AIM OF THE TASK:
From the listing below, return each line that includes "PHTHALATES".

A block of data:
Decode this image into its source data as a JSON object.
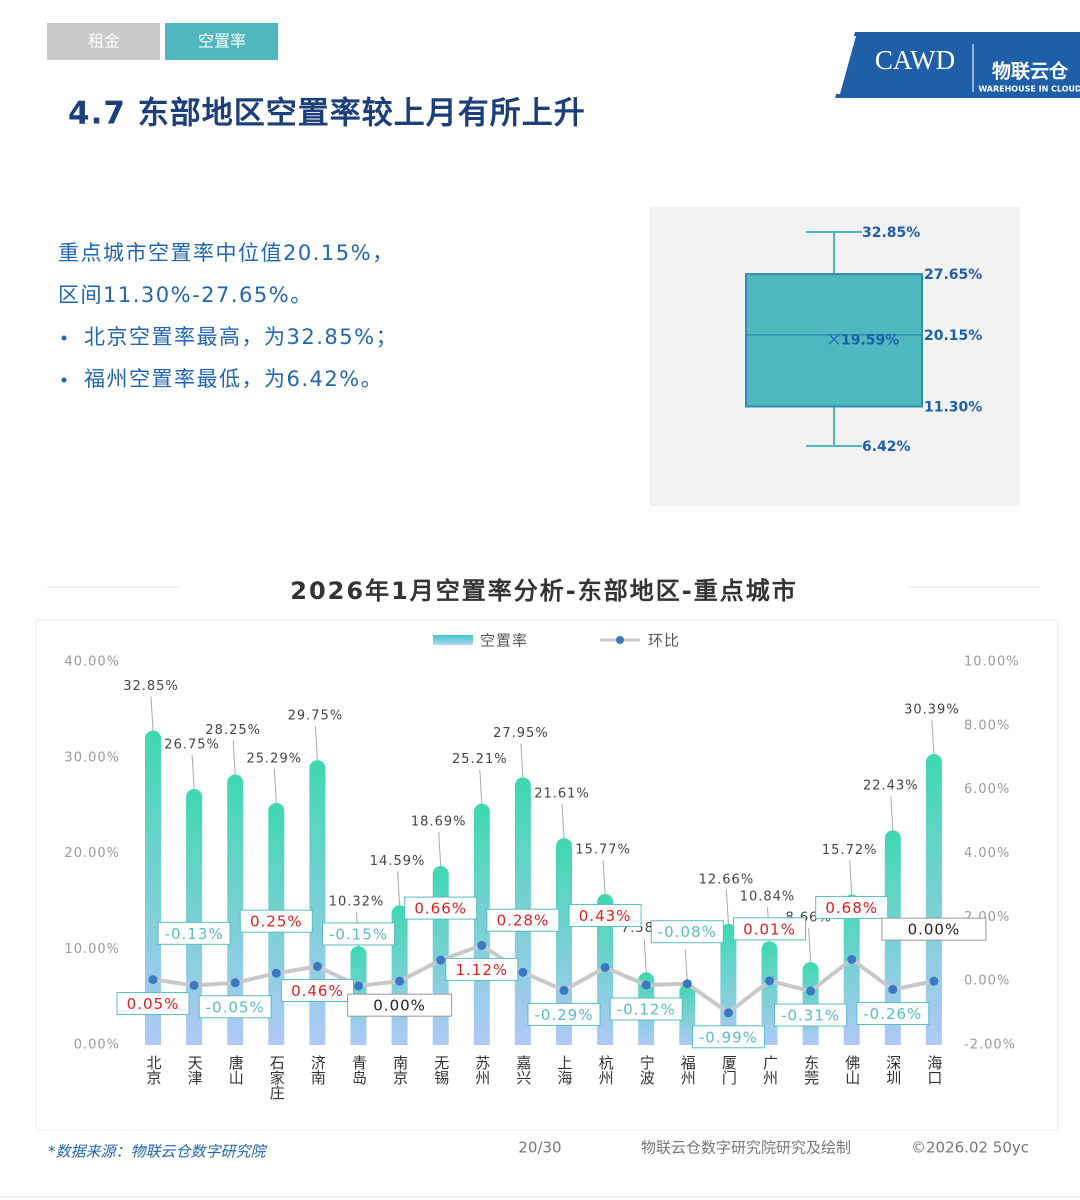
{
  "header": {
    "tabs": [
      "租金",
      "空置率"
    ],
    "logo": {
      "cawd": "CAWD",
      "brand": "物联云仓",
      "brand_en": "WAREHOUSE IN CLOUD"
    },
    "title": "4.7 东部地区空置率较上月有所上升"
  },
  "summary": {
    "lines": [
      "重点城市空置率中位值20.15%，",
      "区间11.30%-27.65%。"
    ],
    "bullets": [
      "北京空置率最高，为32.85%；",
      "福州空置率最低，为6.42%。"
    ]
  },
  "chart_data": [
    {
      "type": "box",
      "color": "#4fb8bf",
      "stats": {
        "max": 32.85,
        "q3": 27.65,
        "median": 20.15,
        "mean": 19.59,
        "q1": 11.3,
        "min": 6.42
      },
      "value_labels": {
        "max": "32.85%",
        "q3": "27.65%",
        "median": "20.15%",
        "mean": "19.59%",
        "q1": "11.30%",
        "min": "6.42%"
      }
    },
    {
      "type": "bar-line",
      "title": "2026年1月空置率分析-东部地区-重点城市",
      "legend": "top",
      "categories": [
        "北京",
        "天津",
        "唐山",
        "石家庄",
        "济南",
        "青岛",
        "南京",
        "无锡",
        "苏州",
        "嘉兴",
        "上海",
        "杭州",
        "宁波",
        "福州",
        "厦门",
        "广州",
        "东莞",
        "佛山",
        "深圳",
        "海口"
      ],
      "series": [
        {
          "name": "空置率",
          "type": "bar",
          "color": "#3fd8b0",
          "values": [
            32.85,
            26.75,
            28.25,
            25.29,
            29.75,
            10.32,
            14.59,
            18.69,
            25.21,
            27.95,
            21.61,
            15.77,
            7.58,
            6.42,
            12.66,
            10.84,
            8.66,
            15.72,
            22.43,
            30.39
          ],
          "value_labels": [
            "32.85%",
            "26.75%",
            "28.25%",
            "25.29%",
            "29.75%",
            "10.32%",
            "14.59%",
            "18.69%",
            "25.21%",
            "27.95%",
            "21.61%",
            "15.77%",
            "7.58%",
            "6.42%",
            "12.66%",
            "10.84%",
            "8.66%",
            "15.72%",
            "22.43%",
            "30.39%"
          ]
        },
        {
          "name": "环比",
          "type": "line",
          "axis": "y2",
          "color": "#c8c8c8",
          "marker_color": "#3b78c3",
          "values": [
            0.05,
            -0.13,
            -0.05,
            0.25,
            0.46,
            -0.15,
            0.0,
            0.66,
            1.12,
            0.28,
            -0.29,
            0.43,
            -0.12,
            -0.08,
            -0.99,
            0.01,
            -0.31,
            0.68,
            -0.26,
            0.0
          ],
          "value_labels": [
            "0.05%",
            "-0.13%",
            "-0.05%",
            "0.25%",
            "0.46%",
            "-0.15%",
            "0.00%",
            "0.66%",
            "1.12%",
            "0.28%",
            "-0.29%",
            "0.43%",
            "-0.12%",
            "-0.08%",
            "-0.99%",
            "0.01%",
            "-0.31%",
            "0.68%",
            "-0.26%",
            "0.00%"
          ]
        }
      ],
      "ylim": [
        0,
        40
      ],
      "yticks": [
        {
          "value": 0,
          "label": "0.00%"
        },
        {
          "value": 10,
          "label": "10.00%"
        },
        {
          "value": 20,
          "label": "20.00%"
        },
        {
          "value": 30,
          "label": "30.00%"
        },
        {
          "value": 40,
          "label": "40.00%"
        }
      ],
      "y2lim": [
        -2,
        10
      ],
      "y2ticks": [
        {
          "value": -2,
          "label": "-2.00%"
        },
        {
          "value": 0,
          "label": "0.00%"
        },
        {
          "value": 2,
          "label": "2.00%"
        },
        {
          "value": 4,
          "label": "4.00%"
        },
        {
          "value": 6,
          "label": "6.00%"
        },
        {
          "value": 8,
          "label": "8.00%"
        },
        {
          "value": 10,
          "label": "10.00%"
        }
      ]
    }
  ],
  "footer": {
    "source": "*数据来源：物联云仓数字研究院",
    "page": "20/30",
    "credit": "物联云仓数字研究院研究及绘制",
    "copyright": "©2026.02 50yc"
  }
}
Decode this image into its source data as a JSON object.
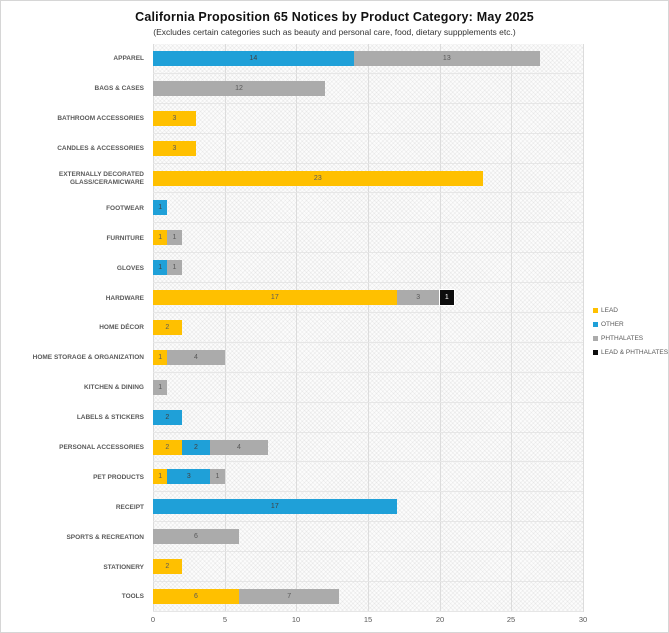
{
  "chart_data": {
    "type": "bar",
    "orientation": "horizontal",
    "stacked": true,
    "title": "California Proposition 65 Notices by Product Category: May 2025",
    "subtitle": "(Excludes certain categories such as beauty and personal care, food, dietary suppplements etc.)",
    "xlabel": "",
    "ylabel": "",
    "xlim": [
      0,
      30
    ],
    "x_ticks": [
      0,
      5,
      10,
      15,
      20,
      25,
      30
    ],
    "grid": true,
    "legend_position": "right",
    "label_color_default": "#595959",
    "categories": [
      "APPAREL",
      "BAGS & CASES",
      "BATHROOM ACCESSORIES",
      "CANDLES & ACCESSORIES",
      "EXTERNALLY DECORATED GLASS/CERAMICWARE",
      "FOOTWEAR",
      "FURNITURE",
      "GLOVES",
      "HARDWARE",
      "HOME DÉCOR",
      "HOME STORAGE & ORGANIZATION",
      "KITCHEN & DINING",
      "LABELS & STICKERS",
      "PERSONAL ACCESSORIES",
      "PET PRODUCTS",
      "RECEIPT",
      "SPORTS & RECREATION",
      "STATIONERY",
      "TOOLS"
    ],
    "series": [
      {
        "name": "LEAD",
        "color": "#FFC000",
        "label_color": "#595959",
        "values": [
          0,
          0,
          3,
          3,
          23,
          0,
          1,
          0,
          17,
          2,
          1,
          0,
          0,
          2,
          1,
          0,
          0,
          2,
          6
        ]
      },
      {
        "name": "OTHER",
        "color": "#1FA0D8",
        "label_color": "#404040",
        "values": [
          14,
          0,
          0,
          0,
          0,
          1,
          0,
          1,
          0,
          0,
          0,
          0,
          2,
          2,
          3,
          17,
          0,
          0,
          0
        ]
      },
      {
        "name": "PHTHALATES",
        "color": "#ABABAB",
        "label_color": "#595959",
        "values": [
          13,
          12,
          0,
          0,
          0,
          0,
          1,
          1,
          3,
          0,
          4,
          1,
          0,
          4,
          1,
          0,
          6,
          0,
          7
        ]
      },
      {
        "name": "LEAD & PHTHALATES",
        "color": "#0D0D0D",
        "label_color": "#ffffff",
        "highlight_border": "#ffffff",
        "values": [
          0,
          0,
          0,
          0,
          0,
          0,
          0,
          0,
          1,
          0,
          0,
          0,
          0,
          0,
          0,
          0,
          0,
          0,
          0
        ]
      }
    ]
  }
}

COMPLETED EXERCISE:
        "name": "PHTHALATES",
        "name": "LEAD & PHTHALATES",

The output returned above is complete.